MATERIAL SUPPLIED:
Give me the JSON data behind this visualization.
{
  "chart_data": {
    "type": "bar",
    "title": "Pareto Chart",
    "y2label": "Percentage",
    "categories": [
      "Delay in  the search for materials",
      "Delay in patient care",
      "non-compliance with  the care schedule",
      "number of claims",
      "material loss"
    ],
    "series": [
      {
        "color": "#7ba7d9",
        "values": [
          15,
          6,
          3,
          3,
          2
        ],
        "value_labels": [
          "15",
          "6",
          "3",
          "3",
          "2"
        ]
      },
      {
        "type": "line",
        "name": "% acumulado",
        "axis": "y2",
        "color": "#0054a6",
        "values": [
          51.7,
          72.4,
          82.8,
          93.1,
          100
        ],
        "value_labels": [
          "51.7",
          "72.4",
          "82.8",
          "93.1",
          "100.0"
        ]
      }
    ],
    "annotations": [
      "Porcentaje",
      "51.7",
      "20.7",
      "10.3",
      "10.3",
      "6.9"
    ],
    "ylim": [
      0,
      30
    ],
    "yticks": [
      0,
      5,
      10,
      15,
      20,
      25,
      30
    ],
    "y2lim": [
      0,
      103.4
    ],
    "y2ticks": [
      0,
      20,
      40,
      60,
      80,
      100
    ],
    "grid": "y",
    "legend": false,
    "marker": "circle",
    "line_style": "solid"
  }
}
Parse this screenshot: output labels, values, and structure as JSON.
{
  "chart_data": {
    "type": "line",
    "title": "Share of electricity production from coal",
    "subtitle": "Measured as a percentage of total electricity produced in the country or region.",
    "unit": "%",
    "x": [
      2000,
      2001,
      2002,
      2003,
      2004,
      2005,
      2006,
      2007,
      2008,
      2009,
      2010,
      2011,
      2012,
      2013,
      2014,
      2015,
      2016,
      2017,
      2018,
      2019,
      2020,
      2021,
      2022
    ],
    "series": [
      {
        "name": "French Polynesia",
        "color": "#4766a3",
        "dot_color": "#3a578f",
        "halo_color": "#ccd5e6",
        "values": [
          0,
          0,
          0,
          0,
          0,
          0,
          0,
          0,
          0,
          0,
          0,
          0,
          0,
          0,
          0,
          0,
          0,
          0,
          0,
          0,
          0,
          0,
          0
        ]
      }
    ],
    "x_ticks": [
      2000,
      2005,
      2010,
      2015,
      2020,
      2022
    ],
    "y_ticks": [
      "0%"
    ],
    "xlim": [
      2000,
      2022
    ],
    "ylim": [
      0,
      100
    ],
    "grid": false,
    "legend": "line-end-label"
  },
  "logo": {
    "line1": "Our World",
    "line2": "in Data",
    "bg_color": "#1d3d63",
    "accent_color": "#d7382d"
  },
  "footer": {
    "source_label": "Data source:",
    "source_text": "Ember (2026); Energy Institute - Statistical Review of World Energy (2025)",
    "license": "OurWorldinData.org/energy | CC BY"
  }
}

WHAT THE TASK REQUIRES:
In the listing above, locate each line with "electricity" and copy it.

THE OUTPUT:
    "title": "Share of electricity production from coal",
    "subtitle": "Measured as a percentage of total electricity produced in the country or region.",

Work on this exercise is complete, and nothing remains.